#### [BRIEF]
Compile every line that includes the word "COUVERCLE".

#### [RECORDS TO USE]
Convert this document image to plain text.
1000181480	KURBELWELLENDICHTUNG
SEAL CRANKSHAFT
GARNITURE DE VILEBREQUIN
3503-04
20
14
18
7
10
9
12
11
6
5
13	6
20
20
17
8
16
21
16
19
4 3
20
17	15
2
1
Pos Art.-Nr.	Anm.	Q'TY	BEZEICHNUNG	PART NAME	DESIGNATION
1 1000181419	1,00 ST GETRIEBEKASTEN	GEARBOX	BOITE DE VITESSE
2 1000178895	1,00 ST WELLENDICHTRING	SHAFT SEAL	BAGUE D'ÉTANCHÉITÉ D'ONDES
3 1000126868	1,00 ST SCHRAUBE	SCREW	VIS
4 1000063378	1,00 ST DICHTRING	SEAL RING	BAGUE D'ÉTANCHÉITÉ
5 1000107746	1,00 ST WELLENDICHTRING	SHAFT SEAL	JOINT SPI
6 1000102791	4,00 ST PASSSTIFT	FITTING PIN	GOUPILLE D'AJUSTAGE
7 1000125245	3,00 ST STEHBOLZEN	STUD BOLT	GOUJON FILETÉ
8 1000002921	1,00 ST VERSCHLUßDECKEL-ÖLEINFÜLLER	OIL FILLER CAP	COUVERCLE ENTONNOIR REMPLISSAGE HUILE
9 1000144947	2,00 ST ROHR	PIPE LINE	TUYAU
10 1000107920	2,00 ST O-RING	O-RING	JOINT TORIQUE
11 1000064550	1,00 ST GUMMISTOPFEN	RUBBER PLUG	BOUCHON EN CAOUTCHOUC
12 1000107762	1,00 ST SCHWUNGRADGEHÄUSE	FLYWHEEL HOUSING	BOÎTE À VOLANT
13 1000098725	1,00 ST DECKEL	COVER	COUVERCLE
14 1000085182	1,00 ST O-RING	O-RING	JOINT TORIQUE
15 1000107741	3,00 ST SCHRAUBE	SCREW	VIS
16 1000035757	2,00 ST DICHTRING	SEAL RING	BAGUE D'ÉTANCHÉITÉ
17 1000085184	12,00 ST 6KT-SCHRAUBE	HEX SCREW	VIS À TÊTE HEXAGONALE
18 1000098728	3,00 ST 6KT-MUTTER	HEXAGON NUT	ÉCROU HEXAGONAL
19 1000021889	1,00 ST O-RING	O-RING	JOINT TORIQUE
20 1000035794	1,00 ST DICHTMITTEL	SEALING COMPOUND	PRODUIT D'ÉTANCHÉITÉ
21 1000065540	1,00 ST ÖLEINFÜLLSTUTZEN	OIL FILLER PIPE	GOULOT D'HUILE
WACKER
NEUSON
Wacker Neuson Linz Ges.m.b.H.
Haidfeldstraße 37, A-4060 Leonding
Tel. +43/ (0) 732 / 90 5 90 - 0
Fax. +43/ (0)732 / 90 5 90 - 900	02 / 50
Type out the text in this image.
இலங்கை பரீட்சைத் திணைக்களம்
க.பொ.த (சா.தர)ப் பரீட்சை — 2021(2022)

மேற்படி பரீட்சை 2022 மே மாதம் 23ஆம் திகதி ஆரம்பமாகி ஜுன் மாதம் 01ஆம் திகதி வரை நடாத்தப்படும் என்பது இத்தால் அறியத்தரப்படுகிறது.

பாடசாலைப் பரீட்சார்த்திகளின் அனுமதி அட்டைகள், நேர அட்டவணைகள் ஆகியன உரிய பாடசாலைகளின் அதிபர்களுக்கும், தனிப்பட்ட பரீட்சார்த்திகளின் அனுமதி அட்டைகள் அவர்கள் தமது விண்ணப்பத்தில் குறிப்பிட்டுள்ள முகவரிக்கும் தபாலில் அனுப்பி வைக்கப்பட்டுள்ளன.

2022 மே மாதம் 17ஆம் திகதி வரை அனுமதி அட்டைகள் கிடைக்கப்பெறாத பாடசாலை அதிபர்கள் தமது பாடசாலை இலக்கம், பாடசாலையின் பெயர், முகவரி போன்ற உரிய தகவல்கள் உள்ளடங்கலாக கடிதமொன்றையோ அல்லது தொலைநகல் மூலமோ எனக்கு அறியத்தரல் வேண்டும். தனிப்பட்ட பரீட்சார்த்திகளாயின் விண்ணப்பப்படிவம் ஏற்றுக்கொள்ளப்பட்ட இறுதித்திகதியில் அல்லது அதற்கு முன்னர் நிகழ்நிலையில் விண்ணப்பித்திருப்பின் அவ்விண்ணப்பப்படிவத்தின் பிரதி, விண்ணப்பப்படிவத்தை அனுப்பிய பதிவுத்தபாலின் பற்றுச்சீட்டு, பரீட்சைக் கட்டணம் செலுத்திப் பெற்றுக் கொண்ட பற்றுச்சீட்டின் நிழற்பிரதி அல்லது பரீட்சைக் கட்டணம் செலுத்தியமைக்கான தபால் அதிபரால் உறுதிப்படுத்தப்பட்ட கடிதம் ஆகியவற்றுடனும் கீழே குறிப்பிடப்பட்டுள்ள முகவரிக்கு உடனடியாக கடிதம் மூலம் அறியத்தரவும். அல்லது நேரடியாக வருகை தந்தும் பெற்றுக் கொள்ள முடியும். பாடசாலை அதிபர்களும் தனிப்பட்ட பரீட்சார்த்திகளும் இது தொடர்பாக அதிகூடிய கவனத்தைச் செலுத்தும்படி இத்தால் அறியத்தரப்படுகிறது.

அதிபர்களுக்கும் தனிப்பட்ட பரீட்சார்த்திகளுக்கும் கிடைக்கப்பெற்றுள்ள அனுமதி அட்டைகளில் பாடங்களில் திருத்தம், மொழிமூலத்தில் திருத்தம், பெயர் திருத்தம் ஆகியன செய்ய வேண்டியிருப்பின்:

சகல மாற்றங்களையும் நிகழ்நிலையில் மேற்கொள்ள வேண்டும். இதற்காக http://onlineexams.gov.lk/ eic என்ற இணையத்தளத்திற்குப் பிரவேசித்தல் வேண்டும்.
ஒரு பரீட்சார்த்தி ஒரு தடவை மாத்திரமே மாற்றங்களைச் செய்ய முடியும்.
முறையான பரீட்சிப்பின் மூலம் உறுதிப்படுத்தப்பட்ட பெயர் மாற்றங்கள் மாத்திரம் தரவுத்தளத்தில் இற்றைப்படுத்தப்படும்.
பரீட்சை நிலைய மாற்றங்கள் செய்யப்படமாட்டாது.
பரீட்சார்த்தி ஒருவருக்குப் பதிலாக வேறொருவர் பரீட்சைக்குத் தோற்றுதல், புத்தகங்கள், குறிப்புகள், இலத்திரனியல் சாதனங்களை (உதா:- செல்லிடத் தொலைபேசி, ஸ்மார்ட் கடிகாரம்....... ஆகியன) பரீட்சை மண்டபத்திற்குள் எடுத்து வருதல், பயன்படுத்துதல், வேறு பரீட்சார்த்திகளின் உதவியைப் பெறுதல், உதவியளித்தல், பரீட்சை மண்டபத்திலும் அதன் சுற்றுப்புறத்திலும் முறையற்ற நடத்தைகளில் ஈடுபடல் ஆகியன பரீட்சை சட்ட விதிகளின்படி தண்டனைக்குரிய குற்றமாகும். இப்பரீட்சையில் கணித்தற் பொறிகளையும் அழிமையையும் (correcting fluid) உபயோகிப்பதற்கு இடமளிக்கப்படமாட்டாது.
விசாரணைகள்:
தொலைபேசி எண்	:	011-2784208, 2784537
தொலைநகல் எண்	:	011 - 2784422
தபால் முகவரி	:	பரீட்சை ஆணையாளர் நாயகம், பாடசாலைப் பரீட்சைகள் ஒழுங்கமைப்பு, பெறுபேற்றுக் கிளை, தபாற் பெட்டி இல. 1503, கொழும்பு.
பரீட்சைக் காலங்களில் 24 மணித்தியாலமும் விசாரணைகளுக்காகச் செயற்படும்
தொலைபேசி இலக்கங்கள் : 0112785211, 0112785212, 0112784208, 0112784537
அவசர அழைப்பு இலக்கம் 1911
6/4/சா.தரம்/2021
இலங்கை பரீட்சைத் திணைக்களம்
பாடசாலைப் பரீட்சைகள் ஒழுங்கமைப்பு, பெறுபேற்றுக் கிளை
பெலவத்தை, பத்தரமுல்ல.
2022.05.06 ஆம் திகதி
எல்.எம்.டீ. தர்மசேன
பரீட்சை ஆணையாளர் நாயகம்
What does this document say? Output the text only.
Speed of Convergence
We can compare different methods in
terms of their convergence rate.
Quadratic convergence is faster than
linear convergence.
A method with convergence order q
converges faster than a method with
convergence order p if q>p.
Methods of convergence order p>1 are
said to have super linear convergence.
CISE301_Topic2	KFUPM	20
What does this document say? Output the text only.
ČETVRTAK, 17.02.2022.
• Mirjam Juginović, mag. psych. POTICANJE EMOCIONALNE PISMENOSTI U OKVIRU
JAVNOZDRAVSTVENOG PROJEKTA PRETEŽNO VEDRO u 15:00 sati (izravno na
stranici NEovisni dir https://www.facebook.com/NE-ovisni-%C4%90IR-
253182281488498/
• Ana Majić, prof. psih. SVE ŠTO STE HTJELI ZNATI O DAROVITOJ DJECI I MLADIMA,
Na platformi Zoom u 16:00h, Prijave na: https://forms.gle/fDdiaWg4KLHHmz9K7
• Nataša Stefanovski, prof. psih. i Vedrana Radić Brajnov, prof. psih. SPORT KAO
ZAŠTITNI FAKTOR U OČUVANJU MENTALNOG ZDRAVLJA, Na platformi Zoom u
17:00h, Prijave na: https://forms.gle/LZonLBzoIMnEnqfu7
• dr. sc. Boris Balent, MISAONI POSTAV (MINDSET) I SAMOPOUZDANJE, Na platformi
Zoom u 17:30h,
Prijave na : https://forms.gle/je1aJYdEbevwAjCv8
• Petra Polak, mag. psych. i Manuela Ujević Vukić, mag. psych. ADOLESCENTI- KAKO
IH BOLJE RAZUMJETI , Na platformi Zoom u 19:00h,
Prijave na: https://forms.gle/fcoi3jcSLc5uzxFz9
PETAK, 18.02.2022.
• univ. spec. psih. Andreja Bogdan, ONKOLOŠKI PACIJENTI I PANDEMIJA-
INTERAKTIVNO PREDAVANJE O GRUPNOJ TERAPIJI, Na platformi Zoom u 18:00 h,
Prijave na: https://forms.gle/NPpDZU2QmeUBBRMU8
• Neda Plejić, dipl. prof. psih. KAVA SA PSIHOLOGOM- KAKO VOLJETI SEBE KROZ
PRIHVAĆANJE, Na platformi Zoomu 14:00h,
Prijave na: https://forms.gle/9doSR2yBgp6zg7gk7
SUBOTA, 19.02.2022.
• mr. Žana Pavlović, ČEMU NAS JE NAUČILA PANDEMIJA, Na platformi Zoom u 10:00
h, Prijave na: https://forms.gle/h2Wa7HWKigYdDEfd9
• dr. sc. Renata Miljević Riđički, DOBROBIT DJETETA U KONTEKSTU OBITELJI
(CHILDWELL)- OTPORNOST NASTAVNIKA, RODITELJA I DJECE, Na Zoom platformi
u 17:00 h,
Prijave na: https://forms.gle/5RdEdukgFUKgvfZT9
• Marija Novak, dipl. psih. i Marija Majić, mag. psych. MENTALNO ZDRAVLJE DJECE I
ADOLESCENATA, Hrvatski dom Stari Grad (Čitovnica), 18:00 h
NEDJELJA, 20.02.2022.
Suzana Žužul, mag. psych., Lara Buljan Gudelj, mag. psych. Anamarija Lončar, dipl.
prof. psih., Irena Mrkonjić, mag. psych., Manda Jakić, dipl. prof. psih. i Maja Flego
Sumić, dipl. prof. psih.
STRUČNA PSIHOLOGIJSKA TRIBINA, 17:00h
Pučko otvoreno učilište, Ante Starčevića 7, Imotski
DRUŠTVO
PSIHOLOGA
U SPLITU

#### [EXERCISE RESULT]
8 1000002921	1,00 ST VERSCHLUßDECKEL-ÖLEINFÜLLER	OIL FILLER CAP	COUVERCLE ENTONNOIR REMPLISSAGE HUILE
13 1000098725	1,00 ST DECKEL	COVER	COUVERCLE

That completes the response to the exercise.